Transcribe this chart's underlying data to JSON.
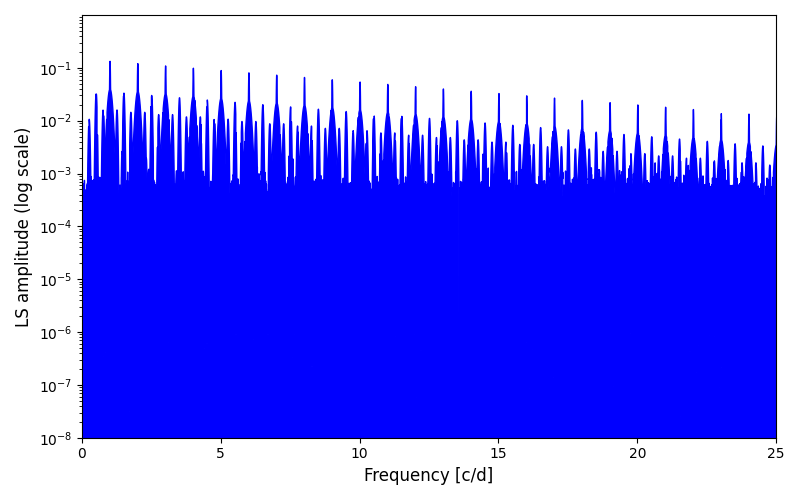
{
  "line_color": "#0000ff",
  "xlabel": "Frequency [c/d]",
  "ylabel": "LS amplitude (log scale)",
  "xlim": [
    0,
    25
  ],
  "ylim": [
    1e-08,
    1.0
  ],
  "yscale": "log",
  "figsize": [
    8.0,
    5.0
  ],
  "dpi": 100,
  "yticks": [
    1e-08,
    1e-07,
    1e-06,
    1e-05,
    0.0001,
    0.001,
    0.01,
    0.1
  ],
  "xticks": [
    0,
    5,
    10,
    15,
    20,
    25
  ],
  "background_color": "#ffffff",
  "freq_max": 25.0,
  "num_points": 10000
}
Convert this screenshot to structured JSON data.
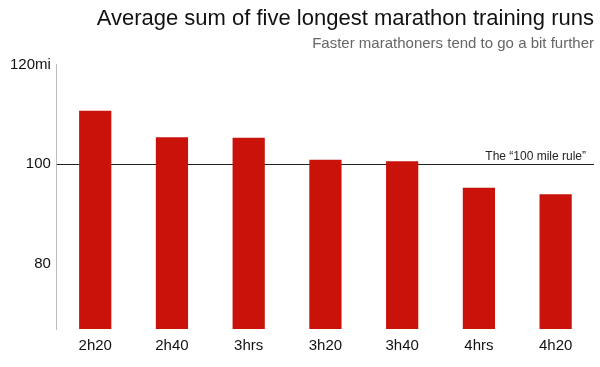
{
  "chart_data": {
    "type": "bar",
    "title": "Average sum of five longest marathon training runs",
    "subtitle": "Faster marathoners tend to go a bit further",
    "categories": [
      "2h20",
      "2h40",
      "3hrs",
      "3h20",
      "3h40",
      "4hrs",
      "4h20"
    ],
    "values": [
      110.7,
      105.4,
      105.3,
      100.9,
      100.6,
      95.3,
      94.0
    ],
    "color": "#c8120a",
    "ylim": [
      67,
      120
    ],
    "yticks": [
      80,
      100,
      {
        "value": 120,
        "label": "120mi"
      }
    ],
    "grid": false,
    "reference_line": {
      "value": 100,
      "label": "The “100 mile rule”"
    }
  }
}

===

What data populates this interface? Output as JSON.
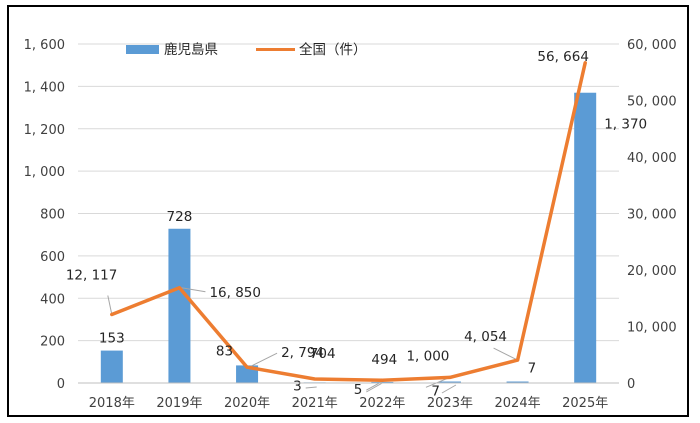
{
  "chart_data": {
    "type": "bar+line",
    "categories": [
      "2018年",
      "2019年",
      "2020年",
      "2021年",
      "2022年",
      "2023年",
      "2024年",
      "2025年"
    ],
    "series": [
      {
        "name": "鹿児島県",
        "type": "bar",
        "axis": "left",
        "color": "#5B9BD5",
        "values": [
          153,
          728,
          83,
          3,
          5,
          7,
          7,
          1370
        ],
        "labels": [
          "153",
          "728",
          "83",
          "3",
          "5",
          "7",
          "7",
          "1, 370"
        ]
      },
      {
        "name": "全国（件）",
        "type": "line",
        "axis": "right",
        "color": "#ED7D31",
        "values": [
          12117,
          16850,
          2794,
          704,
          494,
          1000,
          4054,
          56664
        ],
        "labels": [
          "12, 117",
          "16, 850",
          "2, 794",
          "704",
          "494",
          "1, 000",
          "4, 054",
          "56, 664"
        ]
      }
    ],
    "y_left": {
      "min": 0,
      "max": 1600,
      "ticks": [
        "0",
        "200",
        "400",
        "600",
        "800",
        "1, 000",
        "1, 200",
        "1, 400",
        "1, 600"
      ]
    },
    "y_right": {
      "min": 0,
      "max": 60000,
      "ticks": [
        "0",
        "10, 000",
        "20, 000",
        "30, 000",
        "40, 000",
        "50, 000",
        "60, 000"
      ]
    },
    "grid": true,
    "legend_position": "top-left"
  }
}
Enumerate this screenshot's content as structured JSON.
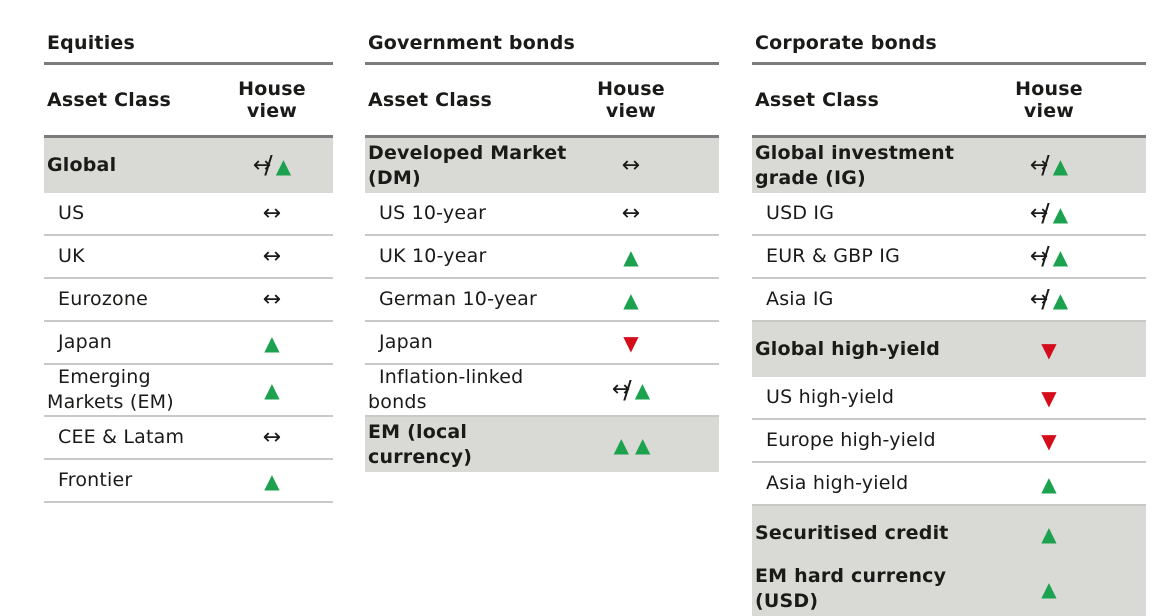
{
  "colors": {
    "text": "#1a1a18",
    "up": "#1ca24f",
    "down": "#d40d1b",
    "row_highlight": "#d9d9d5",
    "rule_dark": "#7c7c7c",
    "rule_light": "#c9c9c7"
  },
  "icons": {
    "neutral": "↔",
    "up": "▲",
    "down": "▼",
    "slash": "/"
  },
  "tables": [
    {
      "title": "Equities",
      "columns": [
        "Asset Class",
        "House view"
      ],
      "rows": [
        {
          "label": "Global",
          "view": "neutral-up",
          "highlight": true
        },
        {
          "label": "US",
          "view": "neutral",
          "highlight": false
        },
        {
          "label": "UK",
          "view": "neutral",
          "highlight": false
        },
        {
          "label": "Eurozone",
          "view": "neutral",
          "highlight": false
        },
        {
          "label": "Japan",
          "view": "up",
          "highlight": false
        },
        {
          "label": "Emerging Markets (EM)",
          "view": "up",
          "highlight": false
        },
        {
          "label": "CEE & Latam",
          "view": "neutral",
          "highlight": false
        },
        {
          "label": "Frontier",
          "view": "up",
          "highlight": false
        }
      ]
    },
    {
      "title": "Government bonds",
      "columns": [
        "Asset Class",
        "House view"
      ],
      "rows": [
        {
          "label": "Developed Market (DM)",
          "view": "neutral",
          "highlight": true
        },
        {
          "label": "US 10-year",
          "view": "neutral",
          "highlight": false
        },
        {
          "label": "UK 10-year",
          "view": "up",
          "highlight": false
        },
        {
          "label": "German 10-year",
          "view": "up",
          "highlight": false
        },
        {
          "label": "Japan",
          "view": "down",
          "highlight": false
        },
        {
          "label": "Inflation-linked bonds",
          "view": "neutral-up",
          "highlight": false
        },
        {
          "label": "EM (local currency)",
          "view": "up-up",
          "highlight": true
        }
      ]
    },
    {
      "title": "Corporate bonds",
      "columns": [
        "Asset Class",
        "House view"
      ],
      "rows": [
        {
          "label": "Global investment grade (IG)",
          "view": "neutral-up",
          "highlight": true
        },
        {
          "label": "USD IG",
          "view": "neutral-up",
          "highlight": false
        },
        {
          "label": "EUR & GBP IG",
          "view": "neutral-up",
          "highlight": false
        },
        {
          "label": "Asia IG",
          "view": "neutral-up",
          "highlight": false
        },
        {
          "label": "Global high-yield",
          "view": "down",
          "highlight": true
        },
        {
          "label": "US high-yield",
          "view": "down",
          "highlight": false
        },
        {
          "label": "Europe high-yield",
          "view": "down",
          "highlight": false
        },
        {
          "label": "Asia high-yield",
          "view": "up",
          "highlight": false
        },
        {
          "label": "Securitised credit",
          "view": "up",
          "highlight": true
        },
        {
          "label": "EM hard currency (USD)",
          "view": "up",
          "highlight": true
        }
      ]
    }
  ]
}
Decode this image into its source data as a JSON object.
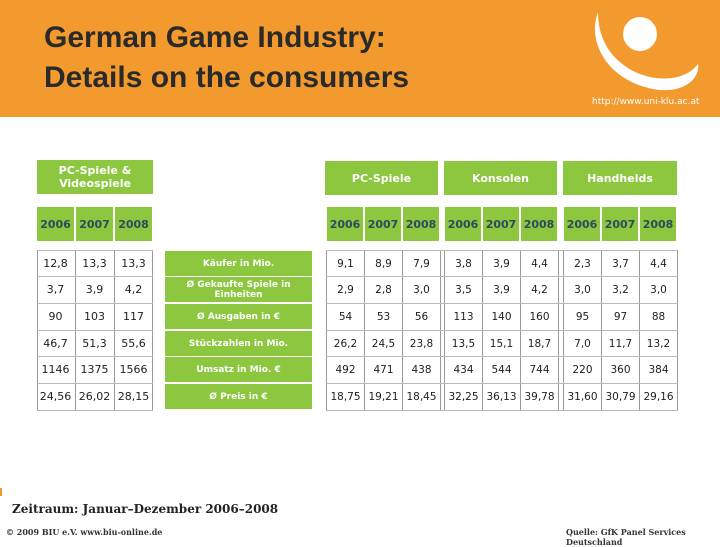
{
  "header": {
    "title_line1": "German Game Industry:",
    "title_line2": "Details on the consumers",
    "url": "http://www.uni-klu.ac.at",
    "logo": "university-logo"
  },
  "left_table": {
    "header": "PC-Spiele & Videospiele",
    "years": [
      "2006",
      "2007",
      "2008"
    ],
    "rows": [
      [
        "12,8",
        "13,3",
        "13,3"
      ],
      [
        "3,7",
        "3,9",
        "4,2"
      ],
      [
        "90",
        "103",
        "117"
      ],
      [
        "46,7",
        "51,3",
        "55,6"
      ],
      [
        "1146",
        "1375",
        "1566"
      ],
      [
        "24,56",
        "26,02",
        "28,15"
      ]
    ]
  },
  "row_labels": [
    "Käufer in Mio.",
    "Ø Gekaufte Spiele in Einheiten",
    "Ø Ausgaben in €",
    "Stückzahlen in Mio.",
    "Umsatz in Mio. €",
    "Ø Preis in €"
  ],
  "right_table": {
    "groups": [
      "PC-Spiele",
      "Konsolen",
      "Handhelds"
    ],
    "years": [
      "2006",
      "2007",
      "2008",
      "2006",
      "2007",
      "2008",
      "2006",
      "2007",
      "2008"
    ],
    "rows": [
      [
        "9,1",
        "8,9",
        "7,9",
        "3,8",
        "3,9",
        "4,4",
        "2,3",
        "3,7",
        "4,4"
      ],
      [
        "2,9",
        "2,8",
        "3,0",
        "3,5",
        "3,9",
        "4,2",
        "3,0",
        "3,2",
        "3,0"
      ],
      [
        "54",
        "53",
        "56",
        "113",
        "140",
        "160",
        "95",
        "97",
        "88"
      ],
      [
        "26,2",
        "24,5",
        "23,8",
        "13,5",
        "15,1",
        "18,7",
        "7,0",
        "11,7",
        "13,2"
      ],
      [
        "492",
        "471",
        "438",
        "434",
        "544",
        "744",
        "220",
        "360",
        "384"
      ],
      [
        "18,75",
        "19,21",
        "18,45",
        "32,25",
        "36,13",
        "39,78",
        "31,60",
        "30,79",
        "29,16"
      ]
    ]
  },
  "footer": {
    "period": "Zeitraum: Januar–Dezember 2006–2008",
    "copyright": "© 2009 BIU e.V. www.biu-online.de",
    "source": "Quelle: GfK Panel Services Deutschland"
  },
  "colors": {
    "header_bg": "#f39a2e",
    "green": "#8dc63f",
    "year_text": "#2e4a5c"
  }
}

===

▶ **WHAT TO WORK ON**
From the data, collect all lines where the string "source" appears.

▶ **ANSWER TO THIS PROBLEM**
Decode this image into its source data as a JSON object.
    "source": "Quelle: GfK Panel Services Deutschland"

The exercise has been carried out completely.